» **To do**:
1) In the quotations below on corporate political stances, what reason does the speaker give for not believing in "systemic racism"? Answer in one to three sentences.
2) List every page citation given in parentheses after the quotations below on corporate political stances.
3) Answer these questions about the quotations below on corporate political stances:
(a) Which company is named alongside Larry Fink?
(b) What two options does the speaker say employees face when they disagree with their company's political proclamations?
(c) What is the only thing the speaker says society should ask of companies in return for embracing their pursuit of financial self-interest?

Here are some quotable quotes that high school and college students may find compelling to argue in class and in their research papers:

“[T]here’s a difference between speaking up as a citizen and using your company’s market power to foist your views onto society while avoiding the rights of public debate in our democracy.  That’s exactly what Larry Fink does when BlackRock issues social mandates about what companies it will or won’t invest in or what Jack Dorsey does when Twitter consistently censors certain political viewpoints rather than others” (19).

“When companies make political proclamations, employees who personally disagree with the company’s position face a stark choice: speak up freely and risk your career, or keep your job while keeping your head down.  That isn’t how America is supposed to work, yet that is a reality for many Americans today” (20-1).

“As a society we should allow and even embrace the corporate pursuit of financial self-interest above all.  The only thing we should ask in return is this: keep it naked, instead of dressing it up as altruism” (39; italics in original).

“Personally while I believe racism exists and should be eliminated, I don’t believe in ‘systemic racism.’  In fact, I don’t even know what it means: to me, it sounds like a catchall phrase designed to allow political leaders to escape accountability for solving real-world problems like poverty and failure in education” (63).

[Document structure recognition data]
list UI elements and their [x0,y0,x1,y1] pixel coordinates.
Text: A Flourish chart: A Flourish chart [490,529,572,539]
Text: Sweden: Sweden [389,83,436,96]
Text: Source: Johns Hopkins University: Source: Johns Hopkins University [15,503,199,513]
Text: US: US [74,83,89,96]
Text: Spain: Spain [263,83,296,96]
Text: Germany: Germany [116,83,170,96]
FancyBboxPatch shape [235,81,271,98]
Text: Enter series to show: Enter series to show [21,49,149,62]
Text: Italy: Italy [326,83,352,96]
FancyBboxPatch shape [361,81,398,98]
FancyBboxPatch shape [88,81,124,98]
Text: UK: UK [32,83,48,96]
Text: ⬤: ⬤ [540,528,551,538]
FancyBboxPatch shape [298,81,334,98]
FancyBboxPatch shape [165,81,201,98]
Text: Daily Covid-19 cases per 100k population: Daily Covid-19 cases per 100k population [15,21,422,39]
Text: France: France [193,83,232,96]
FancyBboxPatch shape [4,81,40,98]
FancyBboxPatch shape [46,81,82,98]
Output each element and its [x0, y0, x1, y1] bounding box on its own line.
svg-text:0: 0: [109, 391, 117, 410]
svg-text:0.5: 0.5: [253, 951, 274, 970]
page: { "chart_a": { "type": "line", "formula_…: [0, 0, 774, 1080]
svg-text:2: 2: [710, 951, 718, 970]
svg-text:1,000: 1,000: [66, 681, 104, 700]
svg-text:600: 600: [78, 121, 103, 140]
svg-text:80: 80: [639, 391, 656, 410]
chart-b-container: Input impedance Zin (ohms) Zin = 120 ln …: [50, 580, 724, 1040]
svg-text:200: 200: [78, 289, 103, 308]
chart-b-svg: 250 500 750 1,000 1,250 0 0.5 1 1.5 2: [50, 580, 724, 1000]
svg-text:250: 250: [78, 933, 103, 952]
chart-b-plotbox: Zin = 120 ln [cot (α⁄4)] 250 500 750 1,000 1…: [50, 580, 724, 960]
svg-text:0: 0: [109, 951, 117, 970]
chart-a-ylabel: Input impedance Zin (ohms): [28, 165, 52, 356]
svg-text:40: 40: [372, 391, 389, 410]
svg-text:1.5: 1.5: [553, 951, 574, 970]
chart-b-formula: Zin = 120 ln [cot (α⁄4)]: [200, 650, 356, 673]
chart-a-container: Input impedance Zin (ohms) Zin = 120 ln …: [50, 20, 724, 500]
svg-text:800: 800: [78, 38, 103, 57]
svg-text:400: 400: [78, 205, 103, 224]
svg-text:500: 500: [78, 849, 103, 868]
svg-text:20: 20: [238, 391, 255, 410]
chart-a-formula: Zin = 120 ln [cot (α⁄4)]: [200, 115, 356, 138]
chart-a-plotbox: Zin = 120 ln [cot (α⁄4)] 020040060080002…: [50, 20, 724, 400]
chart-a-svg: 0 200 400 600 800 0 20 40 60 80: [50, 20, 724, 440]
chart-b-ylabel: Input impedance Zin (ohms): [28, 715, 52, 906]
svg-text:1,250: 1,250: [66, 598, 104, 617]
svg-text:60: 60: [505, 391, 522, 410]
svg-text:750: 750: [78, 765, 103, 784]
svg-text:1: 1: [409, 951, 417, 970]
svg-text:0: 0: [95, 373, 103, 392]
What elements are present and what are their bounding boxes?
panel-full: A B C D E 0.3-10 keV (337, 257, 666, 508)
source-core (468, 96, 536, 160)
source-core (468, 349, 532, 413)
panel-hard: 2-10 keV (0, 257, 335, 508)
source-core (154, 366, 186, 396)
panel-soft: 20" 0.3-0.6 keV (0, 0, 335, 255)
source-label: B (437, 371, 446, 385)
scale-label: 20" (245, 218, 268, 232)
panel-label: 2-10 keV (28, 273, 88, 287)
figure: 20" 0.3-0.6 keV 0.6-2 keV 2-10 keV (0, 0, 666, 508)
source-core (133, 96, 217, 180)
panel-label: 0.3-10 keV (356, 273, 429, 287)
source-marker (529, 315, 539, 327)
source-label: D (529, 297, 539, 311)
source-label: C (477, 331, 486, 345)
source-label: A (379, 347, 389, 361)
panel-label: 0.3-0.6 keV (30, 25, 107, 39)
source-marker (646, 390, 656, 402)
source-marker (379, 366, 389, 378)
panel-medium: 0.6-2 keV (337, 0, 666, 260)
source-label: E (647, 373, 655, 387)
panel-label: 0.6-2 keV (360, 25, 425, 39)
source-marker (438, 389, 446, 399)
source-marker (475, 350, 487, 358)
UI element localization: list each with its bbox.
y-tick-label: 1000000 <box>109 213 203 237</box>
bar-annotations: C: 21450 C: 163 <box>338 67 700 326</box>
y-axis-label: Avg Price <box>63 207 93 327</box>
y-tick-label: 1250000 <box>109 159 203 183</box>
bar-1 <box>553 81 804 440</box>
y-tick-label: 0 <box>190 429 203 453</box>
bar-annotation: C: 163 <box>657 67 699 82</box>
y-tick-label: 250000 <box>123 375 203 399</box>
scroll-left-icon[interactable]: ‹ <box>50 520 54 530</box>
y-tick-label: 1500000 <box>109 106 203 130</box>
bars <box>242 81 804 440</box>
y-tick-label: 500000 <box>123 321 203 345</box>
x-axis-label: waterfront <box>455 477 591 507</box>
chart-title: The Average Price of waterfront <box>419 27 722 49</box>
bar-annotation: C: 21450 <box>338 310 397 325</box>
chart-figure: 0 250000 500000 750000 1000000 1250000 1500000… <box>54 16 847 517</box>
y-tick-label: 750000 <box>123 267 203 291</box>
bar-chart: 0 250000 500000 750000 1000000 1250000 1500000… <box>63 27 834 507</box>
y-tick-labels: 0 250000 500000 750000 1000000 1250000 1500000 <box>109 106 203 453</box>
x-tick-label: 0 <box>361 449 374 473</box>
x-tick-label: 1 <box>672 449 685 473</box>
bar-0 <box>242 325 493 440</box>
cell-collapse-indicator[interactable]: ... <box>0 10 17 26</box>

» **Task results**:
1) The speaker says they don't even know what the term means. To them it sounds like a catchall phrase designed to let political leaders escape accountability for solving real-world problems such as poverty and failure in education.

2)
19
20-1
39
63

3)
(a) BlackRock.
(b) They can speak up freely and risk their career, or keep their job while keeping their head down.
(c) Companies should keep that pursuit naked instead of dressing it up as altruism.